● **Set problem**
Omit the pictures and return every entry exactly as written.

● **Collected data entries**

———

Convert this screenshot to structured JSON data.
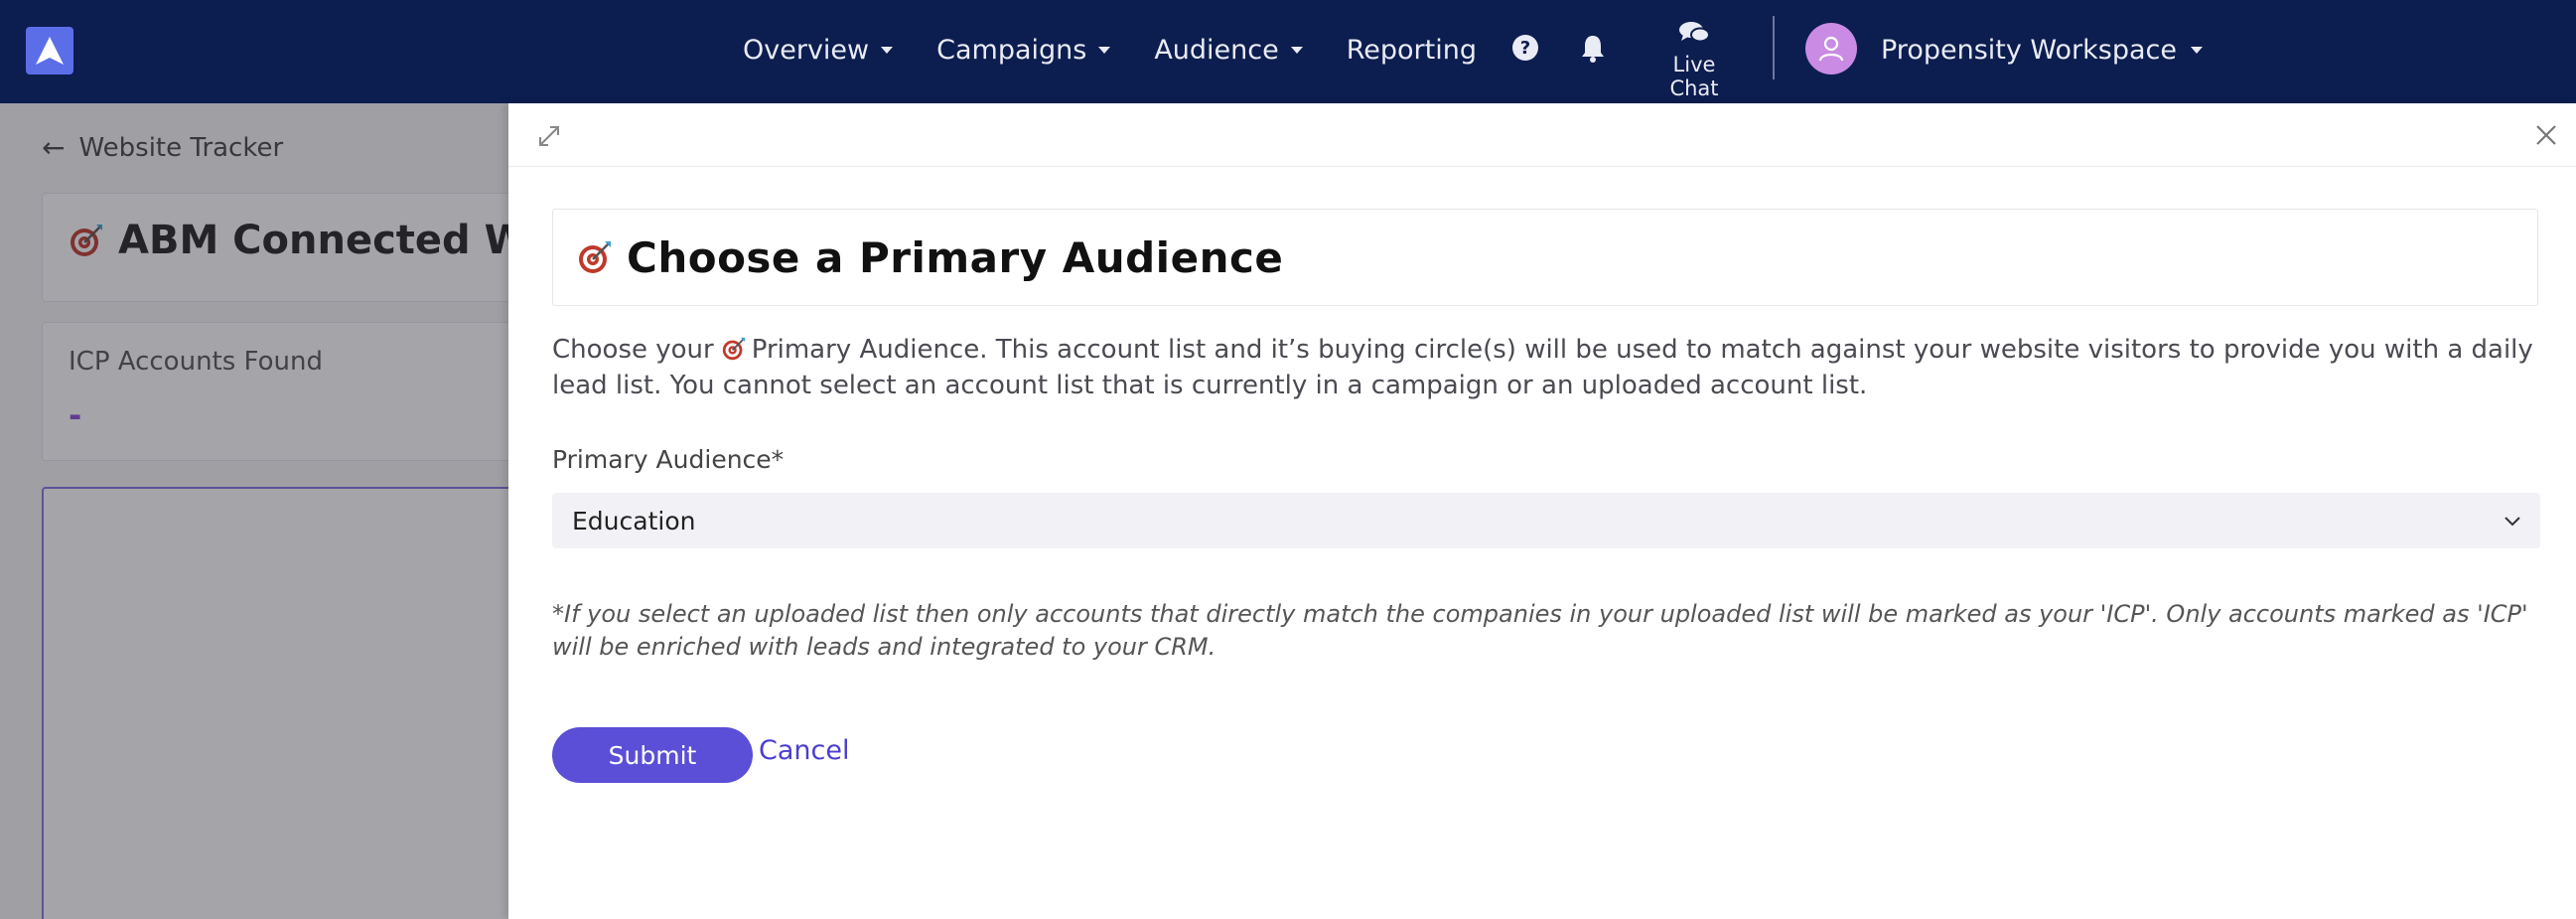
{
  "nav": {
    "items": [
      {
        "label": "Overview",
        "has_caret": true
      },
      {
        "label": "Campaigns",
        "has_caret": true
      },
      {
        "label": "Audience",
        "has_caret": true
      },
      {
        "label": "Reporting",
        "has_caret": false
      }
    ],
    "help_icon": "question-circle-icon",
    "notification_icon": "bell-icon",
    "live_chat_label": "Live Chat",
    "workspace_label": "Propensity Workspace"
  },
  "background_page": {
    "back_link": "Website Tracker",
    "title": "ABM Connected W",
    "stat_label": "ICP Accounts Found",
    "stat_value": "-"
  },
  "drawer": {
    "title": "Choose a Primary Audience",
    "description_before": "Choose your",
    "description_after": "Primary Audience. This account list and it’s buying circle(s) will be used to match against your website visitors to provide you with a daily lead list. You cannot select an account list that is currently in a campaign or an uploaded account list.",
    "field_label": "Primary Audience*",
    "selected_value": "Education",
    "note": "*If you select an uploaded list then only accounts that directly match the companies in your uploaded list will be marked as your 'ICP'. Only accounts marked as 'ICP' will be enriched with leads and integrated to your CRM.",
    "submit_label": "Submit",
    "cancel_label": "Cancel"
  },
  "colors": {
    "nav_bg": "#0c1d4f",
    "accent": "#5a4fd6",
    "avatar": "#c98be3"
  }
}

———

● **Written response**
Convert this screenshot to structured JSON data.
{
  "nav": {
    "items": [
      {
        "label": "Overview",
        "has_caret": true
      },
      {
        "label": "Campaigns",
        "has_caret": true
      },
      {
        "label": "Audience",
        "has_caret": true
      },
      {
        "label": "Reporting",
        "has_caret": false
      }
    ],
    "help_icon": "question-circle-icon",
    "notification_icon": "bell-icon",
    "live_chat_label": "Live Chat",
    "workspace_label": "Propensity Workspace"
  },
  "background_page": {
    "back_link": "Website Tracker",
    "title": "ABM Connected W",
    "stat_label": "ICP Accounts Found",
    "stat_value": "-"
  },
  "drawer": {
    "title": "Choose a Primary Audience",
    "description_before": "Choose your",
    "description_after": "Primary Audience. This account list and it’s buying circle(s) will be used to match against your website visitors to provide you with a daily lead list. You cannot select an account list that is currently in a campaign or an uploaded account list.",
    "field_label": "Primary Audience*",
    "selected_value": "Education",
    "note": "*If you select an uploaded list then only accounts that directly match the companies in your uploaded list will be marked as your 'ICP'. Only accounts marked as 'ICP' will be enriched with leads and integrated to your CRM.",
    "submit_label": "Submit",
    "cancel_label": "Cancel"
  },
  "colors": {
    "nav_bg": "#0c1d4f",
    "accent": "#5a4fd6",
    "avatar": "#c98be3"
  }
}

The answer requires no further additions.